Work instructions
Copy the material below without changes, starting with the line that contains "What elements are" and going on through the line that contains "- x-tick-label: 100: [437, 525, 474, 550]", both included. Leave the pictures out of your copy.

— start of Stored records —

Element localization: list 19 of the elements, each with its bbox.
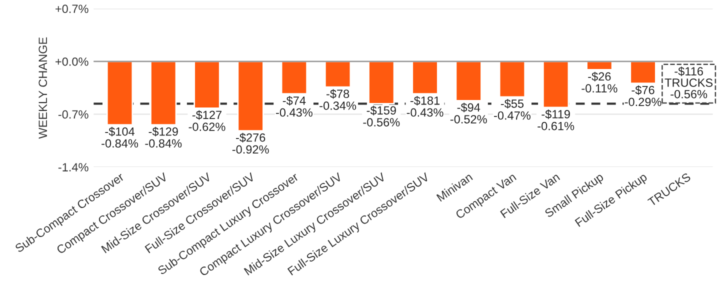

— end of Stored records —
— start of Stored records —

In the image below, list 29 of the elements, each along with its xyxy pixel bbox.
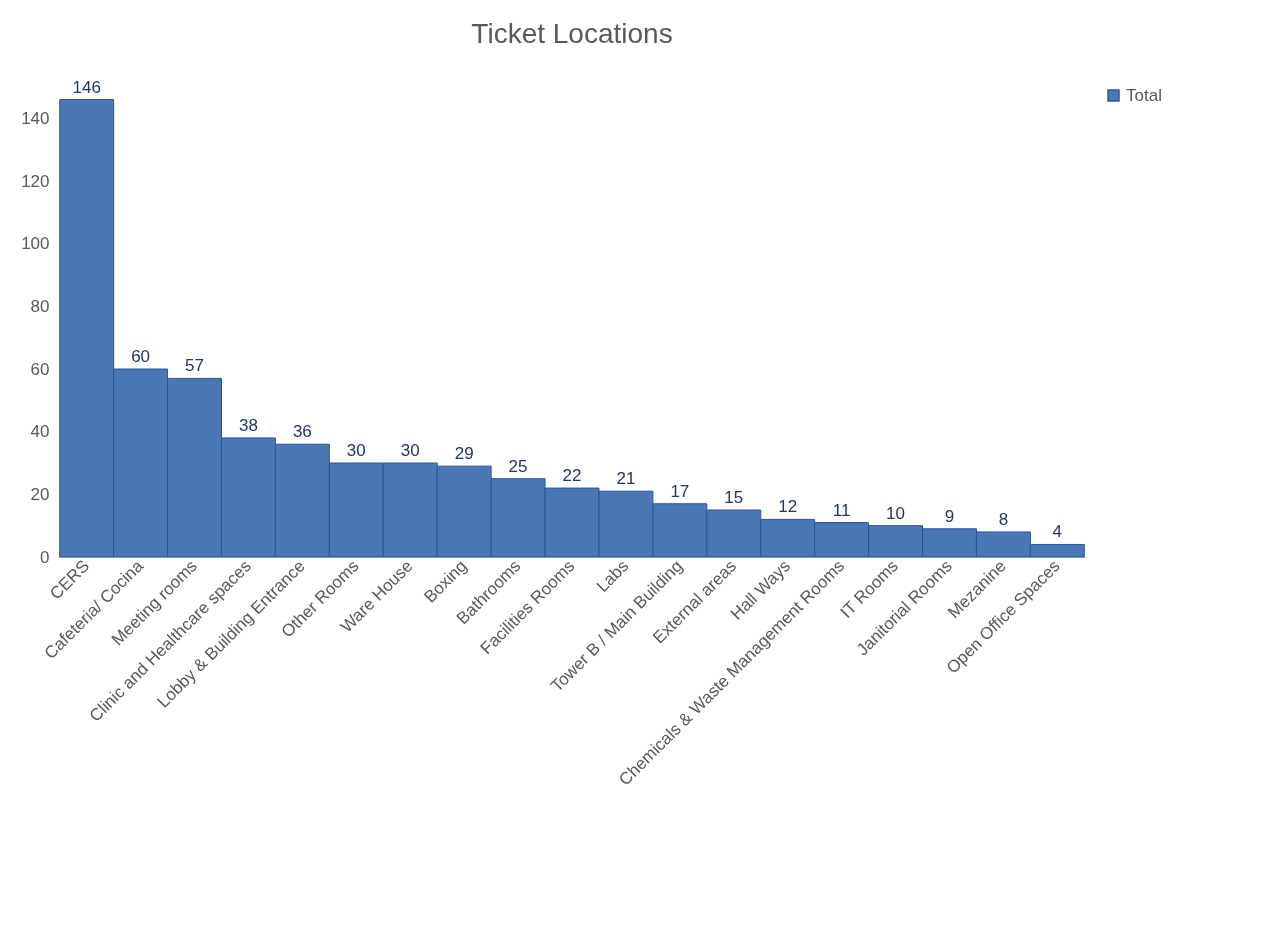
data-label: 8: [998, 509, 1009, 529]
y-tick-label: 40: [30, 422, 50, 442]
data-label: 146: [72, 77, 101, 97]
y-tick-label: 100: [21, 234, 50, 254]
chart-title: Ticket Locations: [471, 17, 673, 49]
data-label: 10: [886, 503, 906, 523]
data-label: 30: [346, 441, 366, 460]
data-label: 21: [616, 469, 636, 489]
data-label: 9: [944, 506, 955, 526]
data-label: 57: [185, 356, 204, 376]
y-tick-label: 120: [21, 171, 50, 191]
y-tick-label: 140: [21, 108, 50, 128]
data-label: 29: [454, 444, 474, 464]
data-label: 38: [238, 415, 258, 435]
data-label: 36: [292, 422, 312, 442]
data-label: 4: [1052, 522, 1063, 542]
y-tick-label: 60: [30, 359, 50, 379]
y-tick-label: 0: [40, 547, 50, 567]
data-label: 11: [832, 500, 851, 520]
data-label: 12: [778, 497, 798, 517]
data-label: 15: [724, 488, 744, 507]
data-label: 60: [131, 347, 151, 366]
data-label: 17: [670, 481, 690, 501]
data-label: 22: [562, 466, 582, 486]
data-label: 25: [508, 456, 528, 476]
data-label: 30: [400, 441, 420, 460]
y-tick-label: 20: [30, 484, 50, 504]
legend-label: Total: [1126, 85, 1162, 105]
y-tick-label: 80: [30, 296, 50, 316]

— end of Stored records —
— start of Stored records —

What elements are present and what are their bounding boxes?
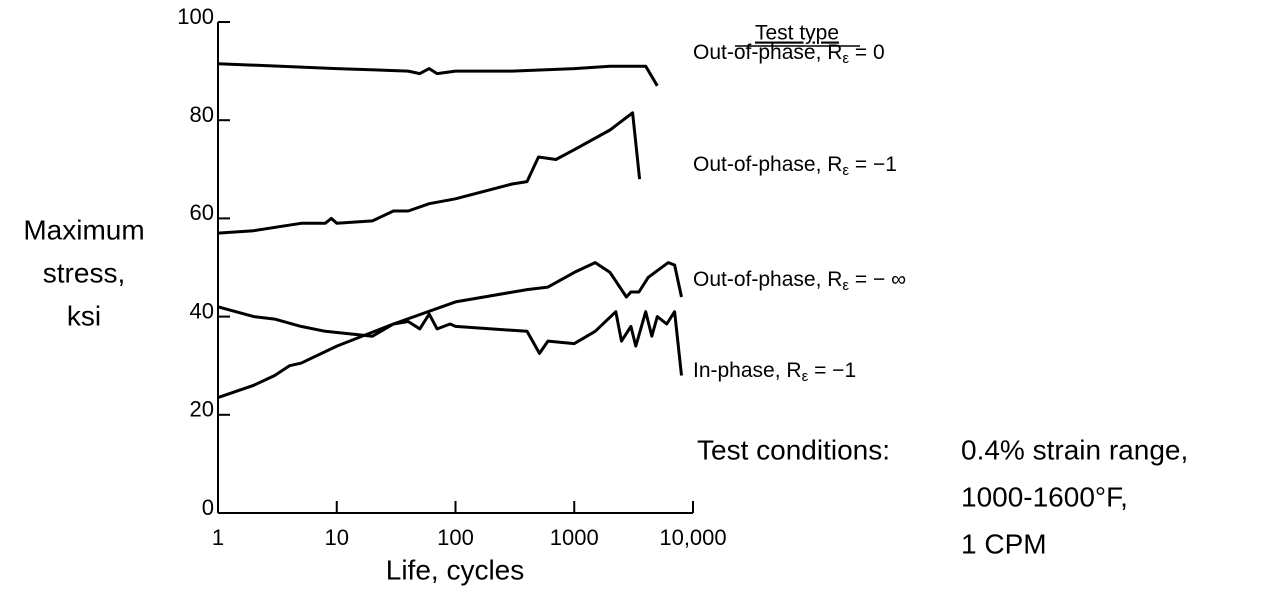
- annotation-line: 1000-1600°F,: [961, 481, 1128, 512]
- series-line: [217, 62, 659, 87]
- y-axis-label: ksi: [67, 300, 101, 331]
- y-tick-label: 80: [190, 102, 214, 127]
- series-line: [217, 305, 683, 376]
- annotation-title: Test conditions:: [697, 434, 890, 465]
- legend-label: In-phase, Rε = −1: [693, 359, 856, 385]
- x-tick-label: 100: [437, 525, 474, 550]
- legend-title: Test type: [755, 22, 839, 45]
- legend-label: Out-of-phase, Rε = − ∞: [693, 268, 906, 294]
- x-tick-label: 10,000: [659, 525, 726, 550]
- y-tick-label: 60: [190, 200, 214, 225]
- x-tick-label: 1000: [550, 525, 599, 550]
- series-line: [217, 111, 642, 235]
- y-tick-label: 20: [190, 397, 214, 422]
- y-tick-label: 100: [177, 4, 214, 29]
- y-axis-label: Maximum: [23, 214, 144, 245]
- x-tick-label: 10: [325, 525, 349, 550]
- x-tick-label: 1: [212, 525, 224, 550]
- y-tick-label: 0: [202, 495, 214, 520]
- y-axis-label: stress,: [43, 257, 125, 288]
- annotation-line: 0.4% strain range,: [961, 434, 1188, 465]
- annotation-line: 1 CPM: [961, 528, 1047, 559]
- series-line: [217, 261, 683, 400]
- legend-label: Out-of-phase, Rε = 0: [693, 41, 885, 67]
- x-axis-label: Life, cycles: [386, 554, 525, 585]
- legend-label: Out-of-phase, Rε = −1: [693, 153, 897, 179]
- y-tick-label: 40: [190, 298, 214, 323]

— end of Stored records —

Reply
What elements are present and what are their bounding boxes?
- annotation-line: 1000-1600°F,: [961, 481, 1128, 512]
- series-line: [217, 62, 659, 87]
- y-axis-label: ksi: [67, 300, 101, 331]
- y-tick-label: 80: [190, 102, 214, 127]
- series-line: [217, 305, 683, 376]
- annotation-title: Test conditions:: [697, 434, 890, 465]
- legend-label: In-phase, Rε = −1: [693, 359, 856, 385]
- x-tick-label: 100: [437, 525, 474, 550]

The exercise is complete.